== Data lines ==
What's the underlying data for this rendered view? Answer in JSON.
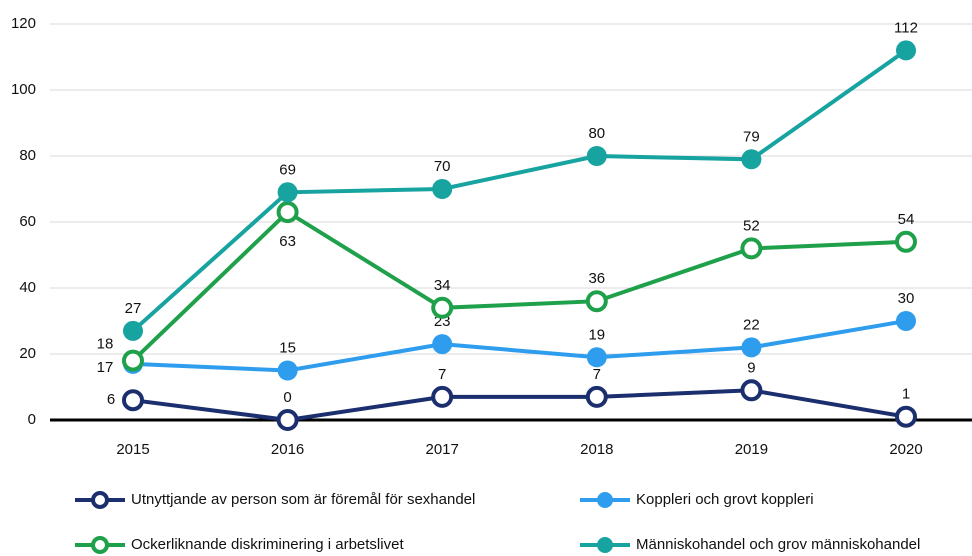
{
  "chart_data": {
    "type": "line",
    "categories": [
      "2015",
      "2016",
      "2017",
      "2018",
      "2019",
      "2020"
    ],
    "series": [
      {
        "name": "Utnyttjande av person som är föremål för sexhandel",
        "color": "#1b2e6e",
        "marker": "hollow",
        "values": [
          6,
          0,
          7,
          7,
          9,
          1
        ]
      },
      {
        "name": "Koppleri och grovt koppleri",
        "color": "#2f9ded",
        "marker": "filled",
        "values": [
          17,
          15,
          23,
          19,
          22,
          30
        ]
      },
      {
        "name": "Ockerliknande diskriminering i arbetslivet",
        "color": "#1fa04a",
        "marker": "hollow",
        "values": [
          18,
          63,
          34,
          36,
          52,
          54
        ]
      },
      {
        "name": "Människohandel och grov människohandel",
        "color": "#17a3a0",
        "marker": "filled",
        "values": [
          27,
          69,
          70,
          80,
          79,
          112
        ]
      }
    ],
    "ylim": [
      0,
      120
    ],
    "yticks": [
      0,
      20,
      40,
      60,
      80,
      100,
      120
    ],
    "grid": true
  }
}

== Task objective ==
Pictures in the records above are left out; print everything else exactly as written.

== Exercise output ==
What's the underlying data for this rendered view? Answer in JSON.
{
  "chart_data": {
    "type": "line",
    "categories": [
      "2015",
      "2016",
      "2017",
      "2018",
      "2019",
      "2020"
    ],
    "series": [
      {
        "name": "Utnyttjande av person som är föremål för sexhandel",
        "color": "#1b2e6e",
        "marker": "hollow",
        "values": [
          6,
          0,
          7,
          7,
          9,
          1
        ]
      },
      {
        "name": "Koppleri och grovt koppleri",
        "color": "#2f9ded",
        "marker": "filled",
        "values": [
          17,
          15,
          23,
          19,
          22,
          30
        ]
      },
      {
        "name": "Ockerliknande diskriminering i arbetslivet",
        "color": "#1fa04a",
        "marker": "hollow",
        "values": [
          18,
          63,
          34,
          36,
          52,
          54
        ]
      },
      {
        "name": "Människohandel och grov människohandel",
        "color": "#17a3a0",
        "marker": "filled",
        "values": [
          27,
          69,
          70,
          80,
          79,
          112
        ]
      }
    ],
    "ylim": [
      0,
      120
    ],
    "yticks": [
      0,
      20,
      40,
      60,
      80,
      100,
      120
    ],
    "grid": true
  }
}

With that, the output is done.